◆ **TASK STATEMENT**: Repeat the records verbatim and leave the pictures out of your copy.

◆ **INPUT FOR THIS TASK**:
◇ ◇ ◇

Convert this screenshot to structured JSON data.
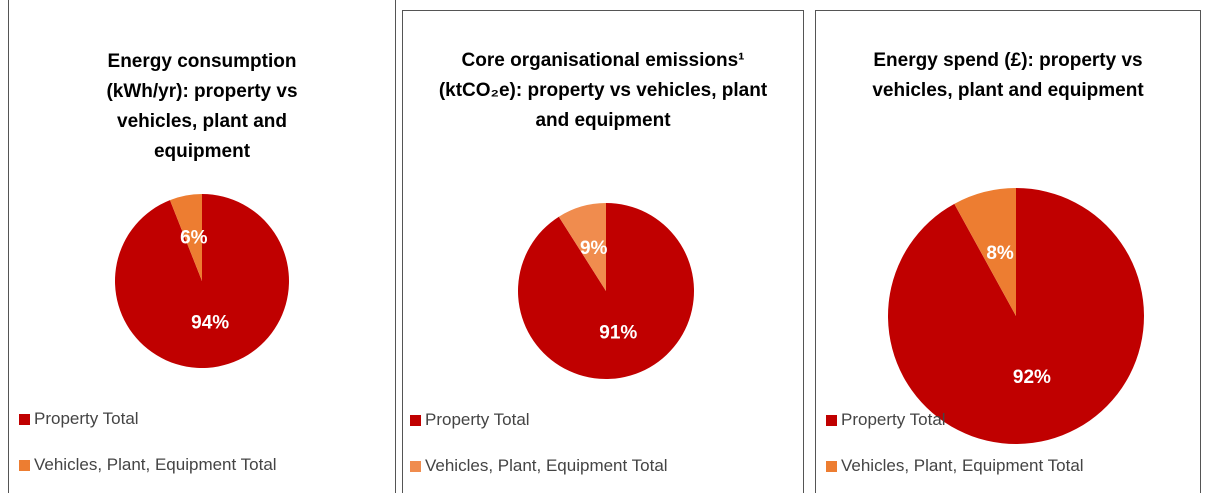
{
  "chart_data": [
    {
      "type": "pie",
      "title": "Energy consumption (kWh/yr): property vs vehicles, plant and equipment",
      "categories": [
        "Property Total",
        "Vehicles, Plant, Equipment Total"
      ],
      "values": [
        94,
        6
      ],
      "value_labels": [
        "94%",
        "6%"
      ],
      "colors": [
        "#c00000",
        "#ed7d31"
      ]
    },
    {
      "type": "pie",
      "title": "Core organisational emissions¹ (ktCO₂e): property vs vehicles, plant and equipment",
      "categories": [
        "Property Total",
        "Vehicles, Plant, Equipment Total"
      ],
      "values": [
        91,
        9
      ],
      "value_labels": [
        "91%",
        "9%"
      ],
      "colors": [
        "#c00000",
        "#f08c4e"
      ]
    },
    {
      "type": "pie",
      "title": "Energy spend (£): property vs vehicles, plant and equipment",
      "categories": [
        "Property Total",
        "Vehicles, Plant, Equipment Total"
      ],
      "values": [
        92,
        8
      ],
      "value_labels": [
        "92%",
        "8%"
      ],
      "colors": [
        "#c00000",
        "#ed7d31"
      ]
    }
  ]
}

◇ ◇ ◇

◆ **RIGHT ANSWER**:
Convert this screenshot to structured JSON data.
{
  "chart_data": [
    {
      "type": "pie",
      "title": "Energy consumption (kWh/yr): property vs vehicles, plant and equipment",
      "categories": [
        "Property Total",
        "Vehicles, Plant, Equipment Total"
      ],
      "values": [
        94,
        6
      ],
      "value_labels": [
        "94%",
        "6%"
      ],
      "colors": [
        "#c00000",
        "#ed7d31"
      ]
    },
    {
      "type": "pie",
      "title": "Core organisational emissions¹ (ktCO₂e): property vs vehicles, plant and equipment",
      "categories": [
        "Property Total",
        "Vehicles, Plant, Equipment Total"
      ],
      "values": [
        91,
        9
      ],
      "value_labels": [
        "91%",
        "9%"
      ],
      "colors": [
        "#c00000",
        "#f08c4e"
      ]
    },
    {
      "type": "pie",
      "title": "Energy spend (£): property vs vehicles, plant and equipment",
      "categories": [
        "Property Total",
        "Vehicles, Plant, Equipment Total"
      ],
      "values": [
        92,
        8
      ],
      "value_labels": [
        "92%",
        "8%"
      ],
      "colors": [
        "#c00000",
        "#ed7d31"
      ]
    }
  ]
}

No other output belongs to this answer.